Return each line of the data below exactly, omitting any pictures.

**Supplied records**:
--------------------------------------------------
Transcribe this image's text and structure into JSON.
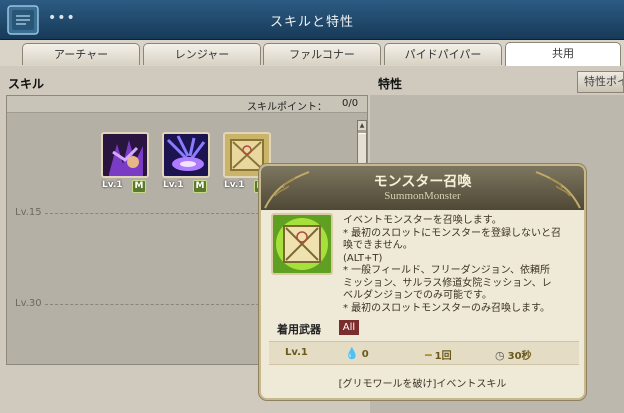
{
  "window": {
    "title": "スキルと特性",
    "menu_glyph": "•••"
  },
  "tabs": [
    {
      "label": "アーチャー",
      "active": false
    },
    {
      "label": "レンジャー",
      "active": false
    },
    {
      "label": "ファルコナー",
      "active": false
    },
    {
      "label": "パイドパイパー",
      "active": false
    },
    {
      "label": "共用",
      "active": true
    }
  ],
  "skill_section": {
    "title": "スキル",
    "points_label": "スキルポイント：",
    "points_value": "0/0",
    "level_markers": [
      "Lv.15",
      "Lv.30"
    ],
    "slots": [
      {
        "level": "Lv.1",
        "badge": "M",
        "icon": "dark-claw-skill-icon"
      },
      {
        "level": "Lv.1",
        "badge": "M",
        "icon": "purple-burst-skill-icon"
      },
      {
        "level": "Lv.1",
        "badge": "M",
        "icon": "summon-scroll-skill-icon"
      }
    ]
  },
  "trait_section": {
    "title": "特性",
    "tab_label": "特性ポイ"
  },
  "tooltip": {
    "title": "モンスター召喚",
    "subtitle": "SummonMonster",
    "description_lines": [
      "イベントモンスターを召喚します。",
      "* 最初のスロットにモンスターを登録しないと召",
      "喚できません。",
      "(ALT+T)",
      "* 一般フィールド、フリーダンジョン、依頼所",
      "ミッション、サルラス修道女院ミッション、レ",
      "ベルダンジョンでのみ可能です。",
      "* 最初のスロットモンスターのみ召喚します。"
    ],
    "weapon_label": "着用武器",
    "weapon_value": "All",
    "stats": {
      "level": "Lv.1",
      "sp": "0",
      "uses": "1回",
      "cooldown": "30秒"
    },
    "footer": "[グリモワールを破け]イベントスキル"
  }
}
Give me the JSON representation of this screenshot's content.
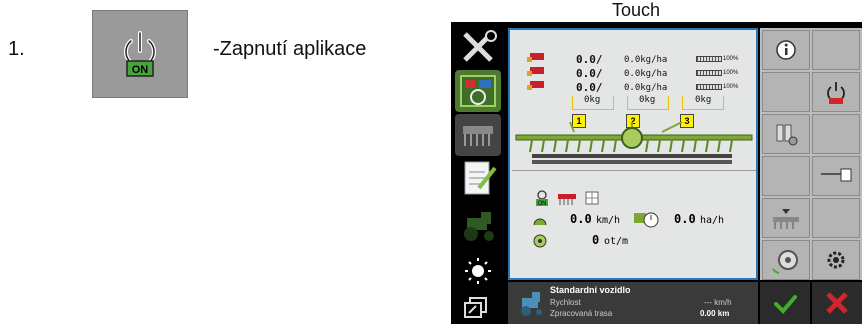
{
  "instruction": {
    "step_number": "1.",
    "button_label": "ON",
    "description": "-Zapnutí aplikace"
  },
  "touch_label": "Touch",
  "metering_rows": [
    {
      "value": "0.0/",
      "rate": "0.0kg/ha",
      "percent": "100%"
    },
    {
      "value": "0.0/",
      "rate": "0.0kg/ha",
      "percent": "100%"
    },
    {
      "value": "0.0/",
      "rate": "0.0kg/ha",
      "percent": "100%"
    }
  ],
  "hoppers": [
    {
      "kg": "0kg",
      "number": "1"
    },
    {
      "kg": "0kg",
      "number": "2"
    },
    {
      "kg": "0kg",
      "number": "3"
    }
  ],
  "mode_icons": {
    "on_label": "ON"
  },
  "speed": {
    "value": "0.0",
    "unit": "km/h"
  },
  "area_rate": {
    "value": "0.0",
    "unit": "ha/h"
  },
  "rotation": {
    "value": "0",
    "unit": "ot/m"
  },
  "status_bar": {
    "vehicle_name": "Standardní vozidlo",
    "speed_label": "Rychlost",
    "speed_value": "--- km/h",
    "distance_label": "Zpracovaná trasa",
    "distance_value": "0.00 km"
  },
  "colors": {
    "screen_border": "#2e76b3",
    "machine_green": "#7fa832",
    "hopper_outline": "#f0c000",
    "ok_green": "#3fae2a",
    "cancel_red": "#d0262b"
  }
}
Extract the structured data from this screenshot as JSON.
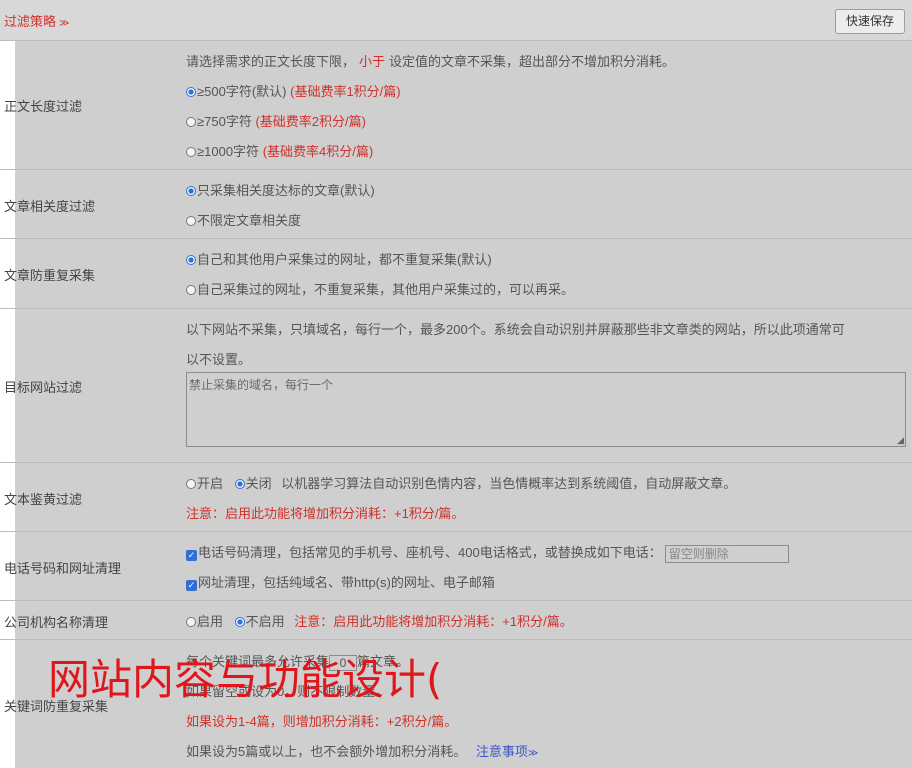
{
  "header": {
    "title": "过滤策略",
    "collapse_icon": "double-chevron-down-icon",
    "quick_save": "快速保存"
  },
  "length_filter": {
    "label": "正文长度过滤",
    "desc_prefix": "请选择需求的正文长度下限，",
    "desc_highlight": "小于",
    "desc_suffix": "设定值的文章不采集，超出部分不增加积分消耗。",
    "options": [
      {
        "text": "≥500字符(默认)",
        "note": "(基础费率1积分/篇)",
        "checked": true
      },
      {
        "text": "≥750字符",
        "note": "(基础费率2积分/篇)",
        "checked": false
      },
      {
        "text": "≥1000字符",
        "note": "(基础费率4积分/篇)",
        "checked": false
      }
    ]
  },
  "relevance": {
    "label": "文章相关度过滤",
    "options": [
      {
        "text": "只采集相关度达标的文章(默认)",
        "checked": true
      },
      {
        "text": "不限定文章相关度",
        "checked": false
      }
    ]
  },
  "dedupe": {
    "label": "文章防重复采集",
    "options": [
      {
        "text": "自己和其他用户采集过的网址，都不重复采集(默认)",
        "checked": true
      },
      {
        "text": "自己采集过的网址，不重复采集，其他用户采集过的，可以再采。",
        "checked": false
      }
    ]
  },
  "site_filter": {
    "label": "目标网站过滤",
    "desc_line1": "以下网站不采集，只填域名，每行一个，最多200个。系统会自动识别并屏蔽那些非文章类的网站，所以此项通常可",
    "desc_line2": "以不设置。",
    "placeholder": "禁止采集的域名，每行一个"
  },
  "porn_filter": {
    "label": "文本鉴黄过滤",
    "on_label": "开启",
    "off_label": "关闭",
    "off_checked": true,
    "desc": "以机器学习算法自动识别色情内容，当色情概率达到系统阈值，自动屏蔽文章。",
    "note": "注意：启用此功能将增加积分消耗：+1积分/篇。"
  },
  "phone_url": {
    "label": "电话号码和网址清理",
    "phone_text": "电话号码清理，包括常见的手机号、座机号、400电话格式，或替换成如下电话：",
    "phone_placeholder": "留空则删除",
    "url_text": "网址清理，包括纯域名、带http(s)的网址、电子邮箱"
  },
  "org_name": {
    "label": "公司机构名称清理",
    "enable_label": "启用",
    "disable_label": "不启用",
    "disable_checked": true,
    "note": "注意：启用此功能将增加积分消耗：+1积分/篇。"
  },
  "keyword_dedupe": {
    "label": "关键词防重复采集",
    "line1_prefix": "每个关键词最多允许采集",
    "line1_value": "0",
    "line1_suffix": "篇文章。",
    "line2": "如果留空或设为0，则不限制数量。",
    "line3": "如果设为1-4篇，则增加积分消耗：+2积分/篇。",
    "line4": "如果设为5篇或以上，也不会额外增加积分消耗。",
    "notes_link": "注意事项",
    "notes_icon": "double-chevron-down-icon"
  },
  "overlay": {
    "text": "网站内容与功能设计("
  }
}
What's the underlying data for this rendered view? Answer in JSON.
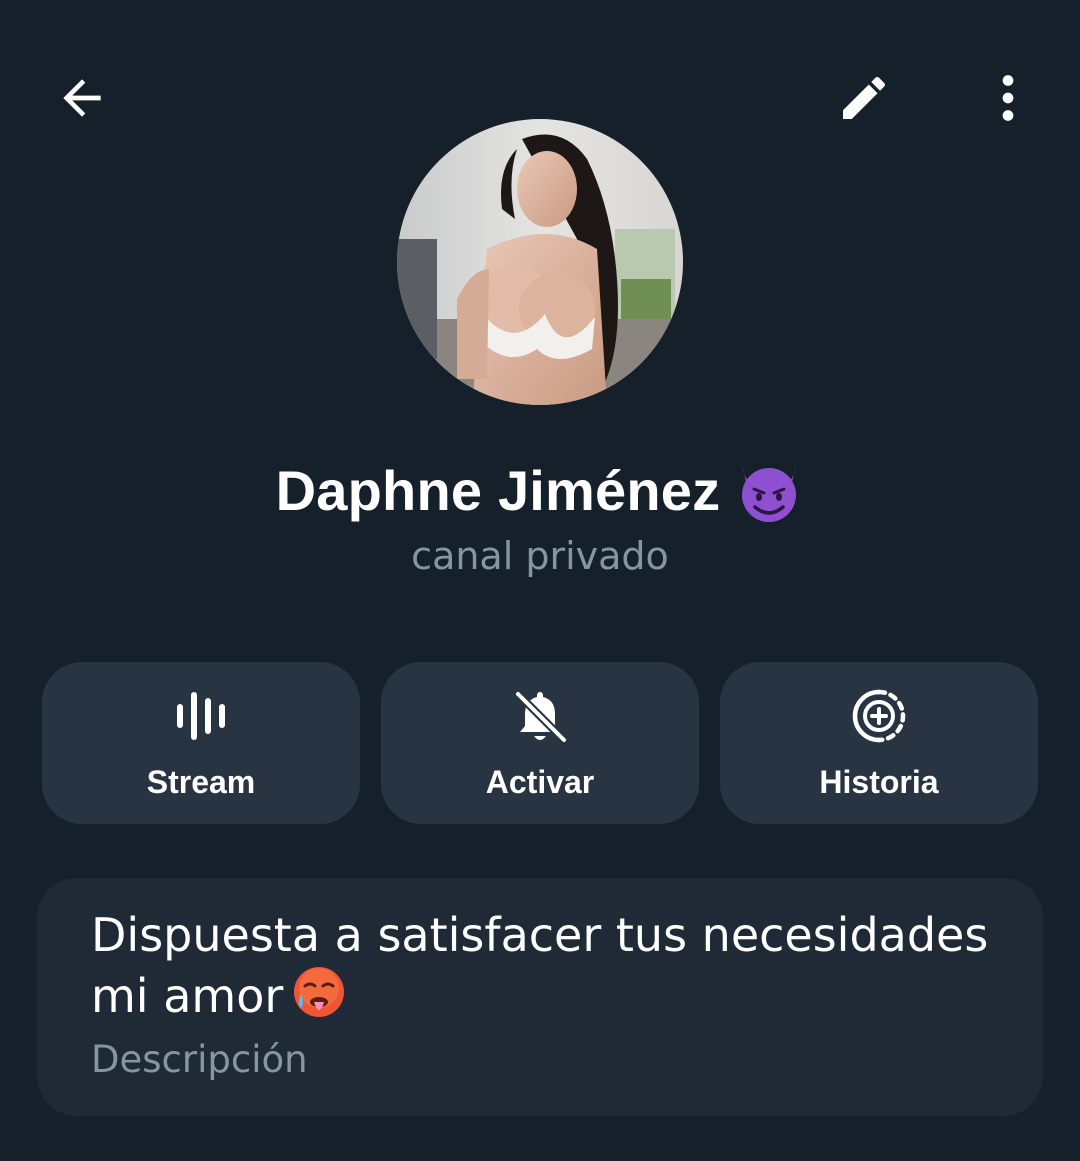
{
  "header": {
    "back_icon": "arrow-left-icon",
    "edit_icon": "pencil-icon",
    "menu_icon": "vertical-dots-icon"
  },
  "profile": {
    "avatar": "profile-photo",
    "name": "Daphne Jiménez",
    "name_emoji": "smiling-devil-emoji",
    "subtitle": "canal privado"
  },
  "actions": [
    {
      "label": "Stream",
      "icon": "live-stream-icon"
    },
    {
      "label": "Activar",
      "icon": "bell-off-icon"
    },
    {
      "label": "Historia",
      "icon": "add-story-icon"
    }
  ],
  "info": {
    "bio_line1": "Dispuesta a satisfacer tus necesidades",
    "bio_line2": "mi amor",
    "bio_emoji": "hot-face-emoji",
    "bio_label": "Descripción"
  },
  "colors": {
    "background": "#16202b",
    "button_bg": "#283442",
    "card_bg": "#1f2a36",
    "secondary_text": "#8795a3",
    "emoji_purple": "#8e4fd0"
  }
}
--------------------------------------------------
**Full output**:
Transcribe this image's text and structure into JSON.
{
  "window": {
    "title": "スキルと特性",
    "menu_glyph": "•••"
  },
  "tabs": [
    {
      "label": "アーチャー",
      "active": false
    },
    {
      "label": "レンジャー",
      "active": false
    },
    {
      "label": "ファルコナー",
      "active": false
    },
    {
      "label": "パイドパイパー",
      "active": false
    },
    {
      "label": "共用",
      "active": true
    }
  ],
  "skill_section": {
    "title": "スキル",
    "points_label": "スキルポイント：",
    "points_value": "0/0",
    "level_markers": [
      "Lv.15",
      "Lv.30"
    ],
    "slots": [
      {
        "level": "Lv.1",
        "badge": "M",
        "icon": "dark-claw-skill-icon"
      },
      {
        "level": "Lv.1",
        "badge": "M",
        "icon": "purple-burst-skill-icon"
      },
      {
        "level": "Lv.1",
        "badge": "M",
        "icon": "summon-scroll-skill-icon"
      }
    ]
  },
  "trait_section": {
    "title": "特性",
    "tab_label": "特性ポイ"
  },
  "tooltip": {
    "title": "モンスター召喚",
    "subtitle": "SummonMonster",
    "description_lines": [
      "イベントモンスターを召喚します。",
      "* 最初のスロットにモンスターを登録しないと召",
      "喚できません。",
      "(ALT+T)",
      "* 一般フィールド、フリーダンジョン、依頼所",
      "ミッション、サルラス修道女院ミッション、レ",
      "ベルダンジョンでのみ可能です。",
      "* 最初のスロットモンスターのみ召喚します。"
    ],
    "weapon_label": "着用武器",
    "weapon_value": "All",
    "stats": {
      "level": "Lv.1",
      "sp": "0",
      "uses": "1回",
      "cooldown": "30秒"
    },
    "footer": "[グリモワールを破け]イベントスキル"
  }
}
Give me the JSON representation of this screenshot's content.
{
  "instruction": {
    "step_number": "1.",
    "button_label": "ON",
    "description": "-Zapnutí aplikace"
  },
  "touch_label": "Touch",
  "metering_rows": [
    {
      "value": "0.0/",
      "rate": "0.0kg/ha",
      "percent": "100%"
    },
    {
      "value": "0.0/",
      "rate": "0.0kg/ha",
      "percent": "100%"
    },
    {
      "value": "0.0/",
      "rate": "0.0kg/ha",
      "percent": "100%"
    }
  ],
  "hoppers": [
    {
      "kg": "0kg",
      "number": "1"
    },
    {
      "kg": "0kg",
      "number": "2"
    },
    {
      "kg": "0kg",
      "number": "3"
    }
  ],
  "mode_icons": {
    "on_label": "ON"
  },
  "speed": {
    "value": "0.0",
    "unit": "km/h"
  },
  "area_rate": {
    "value": "0.0",
    "unit": "ha/h"
  },
  "rotation": {
    "value": "0",
    "unit": "ot/m"
  },
  "status_bar": {
    "vehicle_name": "Standardní vozidlo",
    "speed_label": "Rychlost",
    "speed_value": "--- km/h",
    "distance_label": "Zpracovaná trasa",
    "distance_value": "0.00 km"
  },
  "colors": {
    "screen_border": "#2e76b3",
    "machine_green": "#7fa832",
    "hopper_outline": "#f0c000",
    "ok_green": "#3fae2a",
    "cancel_red": "#d0262b"
  }
}
Extract the structured data from this screenshot as JSON.
{
  "header": {
    "title": "过滤策略",
    "collapse_icon": "double-chevron-down-icon",
    "quick_save": "快速保存"
  },
  "length_filter": {
    "label": "正文长度过滤",
    "desc_prefix": "请选择需求的正文长度下限，",
    "desc_highlight": "小于",
    "desc_suffix": "设定值的文章不采集，超出部分不增加积分消耗。",
    "options": [
      {
        "text": "≥500字符(默认)",
        "note": "(基础费率1积分/篇)",
        "checked": true
      },
      {
        "text": "≥750字符",
        "note": "(基础费率2积分/篇)",
        "checked": false
      },
      {
        "text": "≥1000字符",
        "note": "(基础费率4积分/篇)",
        "checked": false
      }
    ]
  },
  "relevance": {
    "label": "文章相关度过滤",
    "options": [
      {
        "text": "只采集相关度达标的文章(默认)",
        "checked": true
      },
      {
        "text": "不限定文章相关度",
        "checked": false
      }
    ]
  },
  "dedupe": {
    "label": "文章防重复采集",
    "options": [
      {
        "text": "自己和其他用户采集过的网址，都不重复采集(默认)",
        "checked": true
      },
      {
        "text": "自己采集过的网址，不重复采集，其他用户采集过的，可以再采。",
        "checked": false
      }
    ]
  },
  "site_filter": {
    "label": "目标网站过滤",
    "desc_line1": "以下网站不采集，只填域名，每行一个，最多200个。系统会自动识别并屏蔽那些非文章类的网站，所以此项通常可",
    "desc_line2": "以不设置。",
    "placeholder": "禁止采集的域名，每行一个"
  },
  "porn_filter": {
    "label": "文本鉴黄过滤",
    "on_label": "开启",
    "off_label": "关闭",
    "off_checked": true,
    "desc": "以机器学习算法自动识别色情内容，当色情概率达到系统阈值，自动屏蔽文章。",
    "note": "注意：启用此功能将增加积分消耗：+1积分/篇。"
  },
  "phone_url": {
    "label": "电话号码和网址清理",
    "phone_text": "电话号码清理，包括常见的手机号、座机号、400电话格式，或替换成如下电话：",
    "phone_placeholder": "留空则删除",
    "url_text": "网址清理，包括纯域名、带http(s)的网址、电子邮箱"
  },
  "org_name": {
    "label": "公司机构名称清理",
    "enable_label": "启用",
    "disable_label": "不启用",
    "disable_checked": true,
    "note": "注意：启用此功能将增加积分消耗：+1积分/篇。"
  },
  "keyword_dedupe": {
    "label": "关键词防重复采集",
    "line1_prefix": "每个关键词最多允许采集",
    "line1_value": "0",
    "line1_suffix": "篇文章。",
    "line2": "如果留空或设为0，则不限制数量。",
    "line3": "如果设为1-4篇，则增加积分消耗：+2积分/篇。",
    "line4": "如果设为5篇或以上，也不会额外增加积分消耗。",
    "notes_link": "注意事项",
    "notes_icon": "double-chevron-down-icon"
  },
  "overlay": {
    "text": "网站内容与功能设计("
  }
}
What's the underlying data for this rendered view? Answer in JSON.
{
  "header": {
    "back_icon": "arrow-left-icon",
    "edit_icon": "pencil-icon",
    "menu_icon": "vertical-dots-icon"
  },
  "profile": {
    "avatar": "profile-photo",
    "name": "Daphne Jiménez",
    "name_emoji": "smiling-devil-emoji",
    "subtitle": "canal privado"
  },
  "actions": [
    {
      "label": "Stream",
      "icon": "live-stream-icon"
    },
    {
      "label": "Activar",
      "icon": "bell-off-icon"
    },
    {
      "label": "Historia",
      "icon": "add-story-icon"
    }
  ],
  "info": {
    "bio_line1": "Dispuesta a satisfacer tus necesidades",
    "bio_line2": "mi amor",
    "bio_emoji": "hot-face-emoji",
    "bio_label": "Descripción"
  },
  "colors": {
    "background": "#16202b",
    "button_bg": "#283442",
    "card_bg": "#1f2a36",
    "secondary_text": "#8795a3",
    "emoji_purple": "#8e4fd0"
  }
}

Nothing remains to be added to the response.